• _短い課題 A_
後に続くデータの行から、"outstanding-bar [539, 516, 545, 577]"を含む行を起点に"warrant-turnover-bar [703, 423, 709, 432]"を含む行まで、両端の行も含めて一字も変えずに抜き出せ。

2013年7月19日金曜日

鶴岡市櫛引にてさーひる城を現地指導

山形県指定史跡 丸岡城跡
久しぶりに書きます。
時系列で書くつもりだったけど、なかなか昔のことは書きにくいし、思い切って最近のことから再開してしまおうと思います。

今日は「さーひる城」のはなしをします。さーひる→CircleHill→丸岡、要は「丸岡城」のことなんですが(笑)。

丸岡城というと福井県の丸岡城が有名ですが、今回お話する丸岡城は山形県鶴岡市、櫛引(くしびき)の丸岡という地区にあります。このまえ恋人からそこに連れて行ってもらいました。

櫛引は鶴岡市の南東部に位置し、2005年に平成の大合併で鶴岡市と合併するまでは櫛引町というひとつの町でした。庄内平野の肥沃な大地を生かした庄内米(はえぬき、つや姫など)の生産、さくらんぼなどのフルーツの栽培が盛んで、シーズンにはさくらんぼ狩りなども行われています。なお、山形県はさくらんぼの生産量が日本一(シェアは7割超)だそうです。

櫛引はなかなか古い歴史を持つ地域で、最初に歴史に登場するのは奈良時代です。当時はいまの日本国の版図の全域には天皇勢力の支配は及んでおらず、出羽国と呼ばれていた山形は、天皇を中心とするヤマト王権の侵略軍と、蝦夷(えみし)といわれたこの地に先住していた北方民族との対立の最前線でした。ヤマト王権は、出羽国の開拓、軍事に従事させるために、信濃国、上野国、越前国、越後国(いまの長野、群馬、福井、新潟にあたる地域)からそれぞれ100戸を移住させました。移住してきた彼らによって櫛引の地は拓かれたのです。「丸岡」という地名は、越前国からの移住者が福井県の丸岡(有名な方の丸岡城がある)にちなんでつけたといわれています。

丸岡城が最初に築かれたのは戦国時代のことで、鎌倉時代から周辺一帯を治めていた地頭の武藤氏によって、大宝寺城(鶴岡市中心部にあった鶴岡城の当時の呼称)の支城として築かれました。櫛引は山形県の内陸方面へと向かう「六十里越街道」の通り道になっていて、交通の要所ということで支城が築かれたようです。六十里越街道は現在では国道112号線櫛引バイパスと名前を変えていまも近くを通っています。

櫛引の黒川という地区には、「黒川能」という伝統芸能がありますが、この黒川能は一説によると武藤氏十二代当主の淳氏が京に上洛した際に、能役者一行をこの地に連れ帰ったのが発祥とされています。黒川能はこの地の人々によって数百年の間受け継がれてゆくうちに、中央の能楽とは異なった独自の発展を遂げたため、その独自性から大変貴重なものであるとされ、国の重要無形民俗文化財にも指定されています。現在でも、毎年雪深い2月に「王祇祭」が行われ、黒川能が奉納されるほか、8月に鶴岡城跡で行われる「庄内大祭」でも上演されます。

• _短い課題 B_
上の丸岡城跡と櫛引についての文章を、最後の文の後から書き継げ。

• _入力データ_
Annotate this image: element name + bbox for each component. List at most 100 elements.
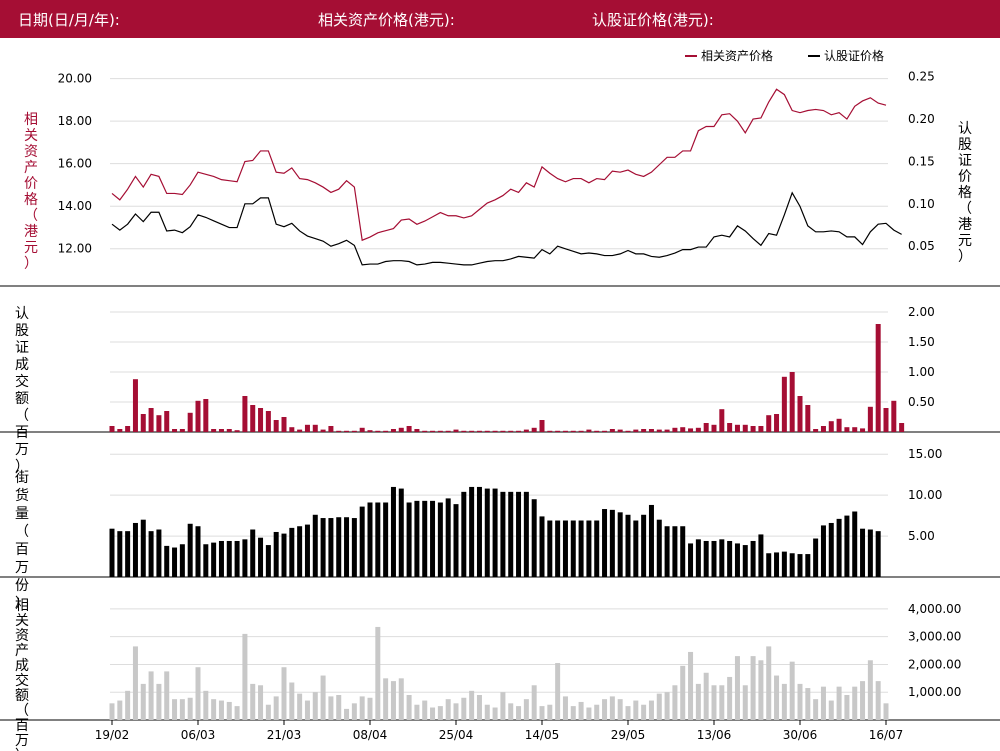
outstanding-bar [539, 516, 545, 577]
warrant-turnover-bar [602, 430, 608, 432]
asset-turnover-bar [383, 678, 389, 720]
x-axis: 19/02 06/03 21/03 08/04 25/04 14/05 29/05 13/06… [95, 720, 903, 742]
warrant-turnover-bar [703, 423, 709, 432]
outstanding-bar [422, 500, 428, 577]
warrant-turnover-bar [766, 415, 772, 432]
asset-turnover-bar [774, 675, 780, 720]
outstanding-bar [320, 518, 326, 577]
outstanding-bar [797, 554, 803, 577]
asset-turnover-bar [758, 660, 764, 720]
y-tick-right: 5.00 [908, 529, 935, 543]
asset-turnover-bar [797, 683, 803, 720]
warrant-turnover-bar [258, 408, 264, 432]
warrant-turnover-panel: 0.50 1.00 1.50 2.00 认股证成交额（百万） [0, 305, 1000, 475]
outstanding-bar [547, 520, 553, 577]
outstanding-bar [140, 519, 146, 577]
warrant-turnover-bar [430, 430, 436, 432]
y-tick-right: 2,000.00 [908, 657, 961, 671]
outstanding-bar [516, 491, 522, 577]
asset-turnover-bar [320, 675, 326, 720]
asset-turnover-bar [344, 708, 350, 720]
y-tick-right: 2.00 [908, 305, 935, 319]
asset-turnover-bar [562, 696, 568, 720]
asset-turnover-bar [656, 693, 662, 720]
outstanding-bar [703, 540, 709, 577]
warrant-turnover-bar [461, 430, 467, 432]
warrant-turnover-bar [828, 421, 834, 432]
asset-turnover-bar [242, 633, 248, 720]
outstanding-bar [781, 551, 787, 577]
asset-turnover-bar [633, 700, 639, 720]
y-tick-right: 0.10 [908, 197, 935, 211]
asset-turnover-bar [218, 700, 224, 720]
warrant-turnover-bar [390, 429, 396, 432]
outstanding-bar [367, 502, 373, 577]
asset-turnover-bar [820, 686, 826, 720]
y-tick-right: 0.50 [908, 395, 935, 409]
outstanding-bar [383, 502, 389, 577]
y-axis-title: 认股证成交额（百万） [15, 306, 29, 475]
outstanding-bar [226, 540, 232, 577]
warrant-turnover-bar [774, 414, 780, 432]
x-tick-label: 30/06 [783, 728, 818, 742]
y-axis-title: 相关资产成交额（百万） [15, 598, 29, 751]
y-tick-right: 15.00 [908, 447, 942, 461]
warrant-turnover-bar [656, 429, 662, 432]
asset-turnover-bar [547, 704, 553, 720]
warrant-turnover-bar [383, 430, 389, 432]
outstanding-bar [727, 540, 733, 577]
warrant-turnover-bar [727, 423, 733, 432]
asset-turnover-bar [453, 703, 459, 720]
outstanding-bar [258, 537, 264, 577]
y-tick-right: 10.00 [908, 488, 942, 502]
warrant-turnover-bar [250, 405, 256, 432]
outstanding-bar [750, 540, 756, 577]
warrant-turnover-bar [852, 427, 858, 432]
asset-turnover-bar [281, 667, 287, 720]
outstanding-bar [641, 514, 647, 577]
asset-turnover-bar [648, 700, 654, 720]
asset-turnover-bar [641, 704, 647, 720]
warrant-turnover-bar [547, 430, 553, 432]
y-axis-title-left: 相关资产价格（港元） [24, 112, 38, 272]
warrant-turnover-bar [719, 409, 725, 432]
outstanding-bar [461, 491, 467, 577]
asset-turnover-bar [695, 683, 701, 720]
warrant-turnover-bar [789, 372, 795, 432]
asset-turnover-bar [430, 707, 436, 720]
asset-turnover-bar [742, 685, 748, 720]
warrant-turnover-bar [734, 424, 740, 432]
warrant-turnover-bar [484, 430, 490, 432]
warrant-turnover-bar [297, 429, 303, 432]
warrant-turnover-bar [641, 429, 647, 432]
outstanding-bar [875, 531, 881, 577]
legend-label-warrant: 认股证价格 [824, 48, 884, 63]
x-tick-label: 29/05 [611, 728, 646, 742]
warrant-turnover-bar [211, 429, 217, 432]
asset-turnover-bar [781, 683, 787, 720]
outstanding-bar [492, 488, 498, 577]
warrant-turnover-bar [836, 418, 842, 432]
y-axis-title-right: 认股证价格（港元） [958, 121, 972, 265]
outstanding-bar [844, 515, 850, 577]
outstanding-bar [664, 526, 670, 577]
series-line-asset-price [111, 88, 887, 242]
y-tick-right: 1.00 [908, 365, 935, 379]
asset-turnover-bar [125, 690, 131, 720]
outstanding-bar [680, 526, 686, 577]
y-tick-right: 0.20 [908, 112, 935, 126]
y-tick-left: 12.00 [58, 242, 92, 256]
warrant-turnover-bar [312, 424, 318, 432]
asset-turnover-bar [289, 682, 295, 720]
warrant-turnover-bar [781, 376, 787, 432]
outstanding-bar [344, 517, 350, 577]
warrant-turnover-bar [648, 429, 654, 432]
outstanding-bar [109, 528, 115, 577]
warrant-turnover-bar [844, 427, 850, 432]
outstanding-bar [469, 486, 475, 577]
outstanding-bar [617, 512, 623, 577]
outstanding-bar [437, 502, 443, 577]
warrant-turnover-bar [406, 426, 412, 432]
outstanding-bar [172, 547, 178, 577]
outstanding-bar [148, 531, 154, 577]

• _記述回答 A_
outstanding-bar [539, 516, 545, 577]
warrant-turnover-bar [602, 430, 608, 432]
asset-turnover-bar [383, 678, 389, 720]
x-axis: 19/02 06/03 21/03 08/04 25/04 14/05 29/05 13/06… [95, 720, 903, 742]
warrant-turnover-bar [703, 423, 709, 432]

• _記述回答 B_
その後、激動の戦国時代の中で庄内地方の領主は武藤氏から上杉氏、最上氏と推移します。そして、江戸幕府が成立し太平の世となると、地方領主が軍事力を持つことを恐れた江戸幕府は、一つの藩につき一つの城しか所有してはならないという、「一国一城令」を出し、これによって丸岡城は取り壊されてしまいます。1615年のことです。その後、家督相続の内紛により最上氏は幕府に取り潰され、1622年に信州松代より酒井忠勝が入部し、庄内藩が成立します。酒井氏の庄内藩は明治維新まで存続します。

さて、取り壊されてしまった丸岡城ですが、後に再び歴史に登場するときが来ます。

飛んで九州肥後国(いまの熊本)に、加藤清正という武将がいました。豊臣秀吉の側近として武勲を立て、「賤ヶ岳の七本槍」にも数えられる名将で、江戸時代の思想家頼山陽をして「勇猛は夜叉の如く、慈悲は菩薩の如し」と絶賛させた人でした。肥後19万5千石の領主としても治山、治水、築城に非凡な手腕を示し、領民から慕われていました。朝鮮侵略に参加したことからアジア諸国からは悪い評価を受けることもありますが、武士として主君である秀吉の命令に背くことはできなかったのでしょう。ちなみに、朝鮮侵略では、日帝36年時代の抗日ゲリラの聖地、そして金正日将軍の出生の地として名高い白頭山(ペクトゥサン)にて「虎退治の武勇伝」を立てています。

清正は1611年に死去し、息子の加藤忠広が家督を継ぎます。しかし1632年、忠広は突如として幕府より改易を命じられます。改易というのは江戸時代の大名に対する最も重い処分で、城と領地をすべて取り上げる処分です。この改易の理由については諸説ありますが、幕府が支配をより磐石なものとするために行った旧豊臣勢力に対する粛清の一環といわれています。城と領地を取り上げられた大名は処刑、あるいはどこかの他の大名にお預けとなりますが、忠広はお預けとなり、お預け先がここ、庄内藩櫛引丸岡であったのです。忠広の一代限りにおいて堪忍分として1万石が与えられました。

忠広は母の正應院と家臣たちを伴って出羽へと旅立ちますが、迎える側の酒井氏は温情ある待遇で迎えました。藩主忠勝は、堪忍分の丸岡1万石の領地管理に助力し、そして廃城となっていた丸岡城跡に居館を新築して住まわせました。忠広は1653年に病没するまでの20余年をこの地で過ごします。遺体は1651年に没した母とともに鶴岡市の旧市街にある本住寺に埋葬されています。忠広の元家臣たちのうち希望するものは酒井氏の庄内藩に再雇用され、浪人となることを免れました。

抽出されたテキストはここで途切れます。